→ Supplied material:
=====
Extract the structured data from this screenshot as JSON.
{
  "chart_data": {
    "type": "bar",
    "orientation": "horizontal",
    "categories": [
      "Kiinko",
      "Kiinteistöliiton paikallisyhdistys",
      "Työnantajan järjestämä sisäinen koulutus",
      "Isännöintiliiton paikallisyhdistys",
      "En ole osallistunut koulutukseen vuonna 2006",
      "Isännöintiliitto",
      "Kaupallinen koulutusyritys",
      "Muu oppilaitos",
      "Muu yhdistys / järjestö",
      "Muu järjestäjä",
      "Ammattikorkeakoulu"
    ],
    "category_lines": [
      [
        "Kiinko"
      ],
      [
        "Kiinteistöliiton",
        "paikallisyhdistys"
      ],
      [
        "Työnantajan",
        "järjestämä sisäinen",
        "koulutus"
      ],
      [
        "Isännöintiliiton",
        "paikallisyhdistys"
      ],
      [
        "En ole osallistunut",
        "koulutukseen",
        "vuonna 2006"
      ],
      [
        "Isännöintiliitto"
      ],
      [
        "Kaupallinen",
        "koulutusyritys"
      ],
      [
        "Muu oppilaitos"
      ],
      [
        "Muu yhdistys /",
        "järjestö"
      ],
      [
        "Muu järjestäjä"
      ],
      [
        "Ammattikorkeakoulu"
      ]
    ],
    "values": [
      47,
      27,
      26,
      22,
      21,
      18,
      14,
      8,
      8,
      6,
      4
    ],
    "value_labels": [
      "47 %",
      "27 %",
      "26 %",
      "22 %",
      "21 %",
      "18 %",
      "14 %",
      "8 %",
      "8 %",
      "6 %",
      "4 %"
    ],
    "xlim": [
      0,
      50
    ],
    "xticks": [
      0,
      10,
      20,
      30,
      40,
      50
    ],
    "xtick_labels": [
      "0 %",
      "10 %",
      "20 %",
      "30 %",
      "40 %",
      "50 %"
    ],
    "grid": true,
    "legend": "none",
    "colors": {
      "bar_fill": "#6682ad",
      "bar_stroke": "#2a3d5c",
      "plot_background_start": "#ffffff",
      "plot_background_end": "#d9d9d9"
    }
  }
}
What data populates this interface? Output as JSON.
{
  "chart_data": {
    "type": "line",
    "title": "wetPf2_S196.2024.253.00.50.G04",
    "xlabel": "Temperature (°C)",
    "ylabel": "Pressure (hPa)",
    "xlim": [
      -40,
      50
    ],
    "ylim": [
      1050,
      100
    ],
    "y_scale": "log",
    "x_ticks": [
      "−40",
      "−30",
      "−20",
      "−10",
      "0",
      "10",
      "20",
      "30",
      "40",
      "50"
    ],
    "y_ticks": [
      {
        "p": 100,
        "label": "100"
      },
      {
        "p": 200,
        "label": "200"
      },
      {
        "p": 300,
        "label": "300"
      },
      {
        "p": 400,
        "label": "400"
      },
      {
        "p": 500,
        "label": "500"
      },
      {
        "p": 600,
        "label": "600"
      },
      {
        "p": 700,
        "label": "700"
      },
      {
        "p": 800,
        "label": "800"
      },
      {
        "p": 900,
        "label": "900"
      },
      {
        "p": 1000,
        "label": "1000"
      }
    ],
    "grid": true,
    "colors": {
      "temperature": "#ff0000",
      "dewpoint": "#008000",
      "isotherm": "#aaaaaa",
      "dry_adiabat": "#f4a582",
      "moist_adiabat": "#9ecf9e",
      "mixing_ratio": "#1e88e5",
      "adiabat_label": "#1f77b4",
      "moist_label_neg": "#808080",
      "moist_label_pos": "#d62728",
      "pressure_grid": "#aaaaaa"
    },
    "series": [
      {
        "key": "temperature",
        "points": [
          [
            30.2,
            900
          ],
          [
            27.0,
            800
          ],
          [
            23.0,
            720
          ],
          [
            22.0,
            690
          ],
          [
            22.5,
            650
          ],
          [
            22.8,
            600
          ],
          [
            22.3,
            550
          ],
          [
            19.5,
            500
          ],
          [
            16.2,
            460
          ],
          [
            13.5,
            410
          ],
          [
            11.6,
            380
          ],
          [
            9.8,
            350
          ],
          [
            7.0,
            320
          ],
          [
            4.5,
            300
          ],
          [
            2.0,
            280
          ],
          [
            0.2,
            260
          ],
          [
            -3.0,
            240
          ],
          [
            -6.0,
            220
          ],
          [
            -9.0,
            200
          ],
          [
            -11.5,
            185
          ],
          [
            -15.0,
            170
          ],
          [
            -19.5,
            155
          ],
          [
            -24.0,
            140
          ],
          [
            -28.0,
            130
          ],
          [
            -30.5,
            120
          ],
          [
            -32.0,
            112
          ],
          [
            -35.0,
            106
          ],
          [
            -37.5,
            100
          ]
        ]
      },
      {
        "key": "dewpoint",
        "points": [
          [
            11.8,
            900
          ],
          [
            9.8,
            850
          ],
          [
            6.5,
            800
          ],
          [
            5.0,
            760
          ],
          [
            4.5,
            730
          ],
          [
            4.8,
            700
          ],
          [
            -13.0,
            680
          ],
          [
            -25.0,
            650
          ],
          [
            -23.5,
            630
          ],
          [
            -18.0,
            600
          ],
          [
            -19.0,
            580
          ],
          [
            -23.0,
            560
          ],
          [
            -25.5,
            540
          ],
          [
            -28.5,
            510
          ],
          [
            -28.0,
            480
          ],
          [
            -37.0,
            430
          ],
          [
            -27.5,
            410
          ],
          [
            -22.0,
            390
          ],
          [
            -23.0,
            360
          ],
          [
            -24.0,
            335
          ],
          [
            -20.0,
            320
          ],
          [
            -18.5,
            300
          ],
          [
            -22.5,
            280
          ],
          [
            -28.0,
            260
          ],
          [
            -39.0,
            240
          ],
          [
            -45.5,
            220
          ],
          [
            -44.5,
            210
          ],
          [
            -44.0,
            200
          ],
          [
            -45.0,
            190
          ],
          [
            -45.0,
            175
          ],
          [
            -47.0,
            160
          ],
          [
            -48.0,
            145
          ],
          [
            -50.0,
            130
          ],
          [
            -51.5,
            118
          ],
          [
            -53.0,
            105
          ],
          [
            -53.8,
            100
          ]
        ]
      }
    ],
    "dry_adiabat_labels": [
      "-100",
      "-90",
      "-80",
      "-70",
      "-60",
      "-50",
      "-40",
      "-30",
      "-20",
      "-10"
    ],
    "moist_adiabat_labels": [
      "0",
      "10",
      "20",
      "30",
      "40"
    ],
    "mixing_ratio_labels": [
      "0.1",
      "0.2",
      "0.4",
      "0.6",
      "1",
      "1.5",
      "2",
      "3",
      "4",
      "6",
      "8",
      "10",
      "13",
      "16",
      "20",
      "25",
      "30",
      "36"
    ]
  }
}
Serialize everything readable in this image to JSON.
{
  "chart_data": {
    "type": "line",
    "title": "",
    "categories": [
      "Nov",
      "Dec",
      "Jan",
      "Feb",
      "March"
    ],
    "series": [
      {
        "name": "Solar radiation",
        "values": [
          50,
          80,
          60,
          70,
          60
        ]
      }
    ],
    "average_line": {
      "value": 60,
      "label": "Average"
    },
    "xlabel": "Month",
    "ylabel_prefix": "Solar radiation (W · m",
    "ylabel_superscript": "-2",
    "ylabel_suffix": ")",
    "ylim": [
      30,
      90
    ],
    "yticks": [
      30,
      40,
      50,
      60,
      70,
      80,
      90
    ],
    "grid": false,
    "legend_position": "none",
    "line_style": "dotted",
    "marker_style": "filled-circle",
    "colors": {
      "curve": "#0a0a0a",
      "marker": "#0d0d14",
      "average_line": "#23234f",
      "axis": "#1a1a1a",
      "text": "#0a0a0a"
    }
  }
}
=====
Write out the complete set of records exactly as given.

→ Solution to this exercise:
Extract the structured data from this screenshot as JSON.
{
  "chart_data": {
    "type": "bar",
    "orientation": "horizontal",
    "categories": [
      "Kiinko",
      "Kiinteistöliiton paikallisyhdistys",
      "Työnantajan järjestämä sisäinen koulutus",
      "Isännöintiliiton paikallisyhdistys",
      "En ole osallistunut koulutukseen vuonna 2006",
      "Isännöintiliitto",
      "Kaupallinen koulutusyritys",
      "Muu oppilaitos",
      "Muu yhdistys / järjestö",
      "Muu järjestäjä",
      "Ammattikorkeakoulu"
    ],
    "category_lines": [
      [
        "Kiinko"
      ],
      [
        "Kiinteistöliiton",
        "paikallisyhdistys"
      ],
      [
        "Työnantajan",
        "järjestämä sisäinen",
        "koulutus"
      ],
      [
        "Isännöintiliiton",
        "paikallisyhdistys"
      ],
      [
        "En ole osallistunut",
        "koulutukseen",
        "vuonna 2006"
      ],
      [
        "Isännöintiliitto"
      ],
      [
        "Kaupallinen",
        "koulutusyritys"
      ],
      [
        "Muu oppilaitos"
      ],
      [
        "Muu yhdistys /",
        "järjestö"
      ],
      [
        "Muu järjestäjä"
      ],
      [
        "Ammattikorkeakoulu"
      ]
    ],
    "values": [
      47,
      27,
      26,
      22,
      21,
      18,
      14,
      8,
      8,
      6,
      4
    ],
    "value_labels": [
      "47 %",
      "27 %",
      "26 %",
      "22 %",
      "21 %",
      "18 %",
      "14 %",
      "8 %",
      "8 %",
      "6 %",
      "4 %"
    ],
    "xlim": [
      0,
      50
    ],
    "xticks": [
      0,
      10,
      20,
      30,
      40,
      50
    ],
    "xtick_labels": [
      "0 %",
      "10 %",
      "20 %",
      "30 %",
      "40 %",
      "50 %"
    ],
    "grid": true,
    "legend": "none",
    "colors": {
      "bar_fill": "#6682ad",
      "bar_stroke": "#2a3d5c",
      "plot_background_start": "#ffffff",
      "plot_background_end": "#d9d9d9"
    }
  }
}
What data populates this interface? Output as JSON.
{
  "chart_data": {
    "type": "line",
    "title": "wetPf2_S196.2024.253.00.50.G04",
    "xlabel": "Temperature (°C)",
    "ylabel": "Pressure (hPa)",
    "xlim": [
      -40,
      50
    ],
    "ylim": [
      1050,
      100
    ],
    "y_scale": "log",
    "x_ticks": [
      "−40",
      "−30",
      "−20",
      "−10",
      "0",
      "10",
      "20",
      "30",
      "40",
      "50"
    ],
    "y_ticks": [
      {
        "p": 100,
        "label": "100"
      },
      {
        "p": 200,
        "label": "200"
      },
      {
        "p": 300,
        "label": "300"
      },
      {
        "p": 400,
        "label": "400"
      },
      {
        "p": 500,
        "label": "500"
      },
      {
        "p": 600,
        "label": "600"
      },
      {
        "p": 700,
        "label": "700"
      },
      {
        "p": 800,
        "label": "800"
      },
      {
        "p": 900,
        "label": "900"
      },
      {
        "p": 1000,
        "label": "1000"
      }
    ],
    "grid": true,
    "colors": {
      "temperature": "#ff0000",
      "dewpoint": "#008000",
      "isotherm": "#aaaaaa",
      "dry_adiabat": "#f4a582",
      "moist_adiabat": "#9ecf9e",
      "mixing_ratio": "#1e88e5",
      "adiabat_label": "#1f77b4",
      "moist_label_neg": "#808080",
      "moist_label_pos": "#d62728",
      "pressure_grid": "#aaaaaa"
    },
    "series": [
      {
        "key": "temperature",
        "points": [
          [
            30.2,
            900
          ],
          [
            27.0,
            800
          ],
          [
            23.0,
            720
          ],
          [
            22.0,
            690
          ],
          [
            22.5,
            650
          ],
          [
            22.8,
            600
          ],
          [
            22.3,
            550
          ],
          [
            19.5,
            500
          ],
          [
            16.2,
            460
          ],
          [
            13.5,
            410
          ],
          [
            11.6,
            380
          ],
          [
            9.8,
            350
          ],
          [
            7.0,
            320
          ],
          [
            4.5,
            300
          ],
          [
            2.0,
            280
          ],
          [
            0.2,
            260
          ],
          [
            -3.0,
            240
          ],
          [
            -6.0,
            220
          ],
          [
            -9.0,
            200
          ],
          [
            -11.5,
            185
          ],
          [
            -15.0,
            170
          ],
          [
            -19.5,
            155
          ],
          [
            -24.0,
            140
          ],
          [
            -28.0,
            130
          ],
          [
            -30.5,
            120
          ],
          [
            -32.0,
            112
          ],
          [
            -35.0,
            106
          ],
          [
            -37.5,
            100
          ]
        ]
      },
      {
        "key": "dewpoint",
        "points": [
          [
            11.8,
            900
          ],
          [
            9.8,
            850
          ],
          [
            6.5,
            800
          ],
          [
            5.0,
            760
          ],
          [
            4.5,
            730
          ],
          [
            4.8,
            700
          ],
          [
            -13.0,
            680
          ],
          [
            -25.0,
            650
          ],
          [
            -23.5,
            630
          ],
          [
            -18.0,
            600
          ],
          [
            -19.0,
            580
          ],
          [
            -23.0,
            560
          ],
          [
            -25.5,
            540
          ],
          [
            -28.5,
            510
          ],
          [
            -28.0,
            480
          ],
          [
            -37.0,
            430
          ],
          [
            -27.5,
            410
          ],
          [
            -22.0,
            390
          ],
          [
            -23.0,
            360
          ],
          [
            -24.0,
            335
          ],
          [
            -20.0,
            320
          ],
          [
            -18.5,
            300
          ],
          [
            -22.5,
            280
          ],
          [
            -28.0,
            260
          ],
          [
            -39.0,
            240
          ],
          [
            -45.5,
            220
          ],
          [
            -44.5,
            210
          ],
          [
            -44.0,
            200
          ],
          [
            -45.0,
            190
          ],
          [
            -45.0,
            175
          ],
          [
            -47.0,
            160
          ],
          [
            -48.0,
            145
          ],
          [
            -50.0,
            130
          ],
          [
            -51.5,
            118
          ],
          [
            -53.0,
            105
          ],
          [
            -53.8,
            100
          ]
        ]
      }
    ],
    "dry_adiabat_labels": [
      "-100",
      "-90",
      "-80",
      "-70",
      "-60",
      "-50",
      "-40",
      "-30",
      "-20",
      "-10"
    ],
    "moist_adiabat_labels": [
      "0",
      "10",
      "20",
      "30",
      "40"
    ],
    "mixing_ratio_labels": [
      "0.1",
      "0.2",
      "0.4",
      "0.6",
      "1",
      "1.5",
      "2",
      "3",
      "4",
      "6",
      "8",
      "10",
      "13",
      "16",
      "20",
      "25",
      "30",
      "36"
    ]
  }
}
Serialize everything readable in this image to JSON.
{
  "chart_data": {
    "type": "line",
    "title": "",
    "categories": [
      "Nov",
      "Dec",
      "Jan",
      "Feb",
      "March"
    ],
    "series": [
      {
        "name": "Solar radiation",
        "values": [
          50,
          80,
          60,
          70,
          60
        ]
      }
    ],
    "average_line": {
      "value": 60,
      "label": "Average"
    },
    "xlabel": "Month",
    "ylabel_prefix": "Solar radiation (W · m",
    "ylabel_superscript": "-2",
    "ylabel_suffix": ")",
    "ylim": [
      30,
      90
    ],
    "yticks": [
      30,
      40,
      50,
      60,
      70,
      80,
      90
    ],
    "grid": false,
    "legend_position": "none",
    "line_style": "dotted",
    "marker_style": "filled-circle",
    "colors": {
      "curve": "#0a0a0a",
      "marker": "#0d0d14",
      "average_line": "#23234f",
      "axis": "#1a1a1a",
      "text": "#0a0a0a"
    }
  }
}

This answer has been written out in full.